-- START GIVEN DATA --
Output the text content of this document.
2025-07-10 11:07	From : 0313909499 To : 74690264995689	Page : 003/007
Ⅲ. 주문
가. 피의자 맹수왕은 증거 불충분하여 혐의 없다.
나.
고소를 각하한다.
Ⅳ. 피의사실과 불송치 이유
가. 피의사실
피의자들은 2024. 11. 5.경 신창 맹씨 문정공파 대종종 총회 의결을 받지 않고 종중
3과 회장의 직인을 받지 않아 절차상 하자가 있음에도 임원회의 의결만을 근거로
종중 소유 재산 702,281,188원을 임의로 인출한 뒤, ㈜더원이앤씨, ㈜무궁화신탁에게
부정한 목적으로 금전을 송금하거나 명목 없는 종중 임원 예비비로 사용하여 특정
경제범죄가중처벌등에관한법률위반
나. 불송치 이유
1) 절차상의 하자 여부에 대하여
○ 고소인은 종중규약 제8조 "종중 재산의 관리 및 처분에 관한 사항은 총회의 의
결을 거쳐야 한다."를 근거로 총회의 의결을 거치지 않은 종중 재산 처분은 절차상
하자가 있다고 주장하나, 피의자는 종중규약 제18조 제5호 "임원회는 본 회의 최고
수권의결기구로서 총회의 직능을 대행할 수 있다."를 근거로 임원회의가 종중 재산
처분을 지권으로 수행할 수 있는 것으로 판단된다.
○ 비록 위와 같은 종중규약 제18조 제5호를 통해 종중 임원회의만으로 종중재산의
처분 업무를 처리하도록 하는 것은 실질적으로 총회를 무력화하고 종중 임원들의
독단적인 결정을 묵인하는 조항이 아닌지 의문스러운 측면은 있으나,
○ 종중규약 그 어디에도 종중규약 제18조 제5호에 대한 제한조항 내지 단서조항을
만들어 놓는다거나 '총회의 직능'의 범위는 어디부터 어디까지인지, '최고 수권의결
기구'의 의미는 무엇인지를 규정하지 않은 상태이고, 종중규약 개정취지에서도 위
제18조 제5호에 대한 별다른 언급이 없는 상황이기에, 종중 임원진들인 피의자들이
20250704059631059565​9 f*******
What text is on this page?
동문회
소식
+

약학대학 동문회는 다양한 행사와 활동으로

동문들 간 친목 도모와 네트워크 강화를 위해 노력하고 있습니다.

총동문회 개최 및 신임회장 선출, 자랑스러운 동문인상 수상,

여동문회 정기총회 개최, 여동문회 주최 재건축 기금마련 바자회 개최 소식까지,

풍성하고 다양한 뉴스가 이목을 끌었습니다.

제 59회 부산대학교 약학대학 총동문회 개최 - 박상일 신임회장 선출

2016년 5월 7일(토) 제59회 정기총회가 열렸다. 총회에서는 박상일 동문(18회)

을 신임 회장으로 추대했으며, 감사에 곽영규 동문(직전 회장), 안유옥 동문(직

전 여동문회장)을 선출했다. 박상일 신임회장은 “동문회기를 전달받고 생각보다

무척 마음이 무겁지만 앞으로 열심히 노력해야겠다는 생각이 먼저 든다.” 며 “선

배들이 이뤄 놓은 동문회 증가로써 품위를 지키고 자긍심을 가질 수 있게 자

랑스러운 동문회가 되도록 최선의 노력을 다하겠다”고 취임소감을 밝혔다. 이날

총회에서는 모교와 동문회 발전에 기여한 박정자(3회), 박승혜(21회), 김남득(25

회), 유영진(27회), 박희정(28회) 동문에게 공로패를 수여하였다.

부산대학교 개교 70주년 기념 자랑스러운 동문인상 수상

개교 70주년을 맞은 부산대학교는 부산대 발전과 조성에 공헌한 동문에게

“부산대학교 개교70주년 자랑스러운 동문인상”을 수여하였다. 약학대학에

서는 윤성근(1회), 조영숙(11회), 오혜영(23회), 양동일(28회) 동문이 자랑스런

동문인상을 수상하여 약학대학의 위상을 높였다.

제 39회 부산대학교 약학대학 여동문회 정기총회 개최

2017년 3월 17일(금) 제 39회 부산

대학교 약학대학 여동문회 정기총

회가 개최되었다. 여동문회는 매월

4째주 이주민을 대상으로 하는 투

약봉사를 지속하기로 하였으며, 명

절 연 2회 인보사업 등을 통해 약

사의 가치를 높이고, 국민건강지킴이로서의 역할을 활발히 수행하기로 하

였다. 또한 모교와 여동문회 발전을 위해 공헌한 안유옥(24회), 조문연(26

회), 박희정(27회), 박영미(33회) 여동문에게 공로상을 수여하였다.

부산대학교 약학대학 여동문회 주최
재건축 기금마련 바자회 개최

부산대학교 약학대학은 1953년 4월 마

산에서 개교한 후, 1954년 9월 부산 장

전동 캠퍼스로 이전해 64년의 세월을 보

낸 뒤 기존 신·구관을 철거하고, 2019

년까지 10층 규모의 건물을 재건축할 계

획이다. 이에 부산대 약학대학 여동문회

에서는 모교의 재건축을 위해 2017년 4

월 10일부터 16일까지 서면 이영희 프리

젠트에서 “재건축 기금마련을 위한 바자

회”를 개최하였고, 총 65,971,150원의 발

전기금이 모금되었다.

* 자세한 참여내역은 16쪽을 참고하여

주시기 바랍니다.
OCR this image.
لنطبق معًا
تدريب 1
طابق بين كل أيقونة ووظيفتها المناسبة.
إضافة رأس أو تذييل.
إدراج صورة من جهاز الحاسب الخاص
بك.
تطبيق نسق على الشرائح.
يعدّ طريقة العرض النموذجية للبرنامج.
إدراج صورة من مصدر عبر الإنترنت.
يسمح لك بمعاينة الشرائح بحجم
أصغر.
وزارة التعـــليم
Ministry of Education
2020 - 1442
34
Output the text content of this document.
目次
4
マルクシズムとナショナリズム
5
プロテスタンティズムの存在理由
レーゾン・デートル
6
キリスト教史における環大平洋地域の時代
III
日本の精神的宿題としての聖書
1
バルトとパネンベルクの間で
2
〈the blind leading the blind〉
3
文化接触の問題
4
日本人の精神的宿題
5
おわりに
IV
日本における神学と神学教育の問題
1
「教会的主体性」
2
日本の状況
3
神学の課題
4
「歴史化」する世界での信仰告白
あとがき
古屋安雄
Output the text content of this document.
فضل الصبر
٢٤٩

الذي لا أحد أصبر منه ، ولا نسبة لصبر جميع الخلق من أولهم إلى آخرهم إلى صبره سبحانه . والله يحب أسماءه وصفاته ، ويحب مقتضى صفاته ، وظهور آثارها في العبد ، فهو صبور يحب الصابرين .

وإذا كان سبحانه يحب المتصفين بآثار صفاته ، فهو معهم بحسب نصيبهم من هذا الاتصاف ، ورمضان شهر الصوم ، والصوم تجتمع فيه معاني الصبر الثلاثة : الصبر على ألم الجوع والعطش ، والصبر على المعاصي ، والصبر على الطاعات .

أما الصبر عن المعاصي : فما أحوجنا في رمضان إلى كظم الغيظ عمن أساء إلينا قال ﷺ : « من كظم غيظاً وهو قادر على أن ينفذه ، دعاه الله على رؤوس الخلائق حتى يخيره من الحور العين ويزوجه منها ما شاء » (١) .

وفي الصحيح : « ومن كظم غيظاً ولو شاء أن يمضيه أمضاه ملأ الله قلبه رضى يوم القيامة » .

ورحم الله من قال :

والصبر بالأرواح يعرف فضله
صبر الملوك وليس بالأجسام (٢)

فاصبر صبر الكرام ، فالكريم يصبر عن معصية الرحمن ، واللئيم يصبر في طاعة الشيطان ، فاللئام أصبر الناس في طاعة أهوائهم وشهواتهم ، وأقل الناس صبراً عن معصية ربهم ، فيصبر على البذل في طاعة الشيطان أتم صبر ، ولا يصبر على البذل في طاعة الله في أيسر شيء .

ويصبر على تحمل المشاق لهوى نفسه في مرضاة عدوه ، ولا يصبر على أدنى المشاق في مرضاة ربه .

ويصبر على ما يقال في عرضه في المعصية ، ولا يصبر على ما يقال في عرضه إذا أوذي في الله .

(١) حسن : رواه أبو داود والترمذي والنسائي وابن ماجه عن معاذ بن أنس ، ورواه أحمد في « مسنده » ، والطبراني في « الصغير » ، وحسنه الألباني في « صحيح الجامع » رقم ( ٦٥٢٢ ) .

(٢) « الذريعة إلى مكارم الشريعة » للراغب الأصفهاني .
-- END GIVEN DATA --
### JOB
Copy every line in the records above that contains the word "غيظا".

### RESPONSE TO THE EXERCISE
أما الصبر عن المعاصي : فما أحوجنا في رمضان إلى كظم الغيظ عمن أساء إلينا قال ﷺ : « من كظم غيظاً وهو قادر على أن ينفذه ، دعاه الله على رؤوس الخلائق حتى يخيره من الحور العين ويزوجه منها ما شاء » (١) .
وفي الصحيح : « ومن كظم غيظاً ولو شاء أن يمضيه أمضاه ملأ الله قلبه رضى يوم القيامة » .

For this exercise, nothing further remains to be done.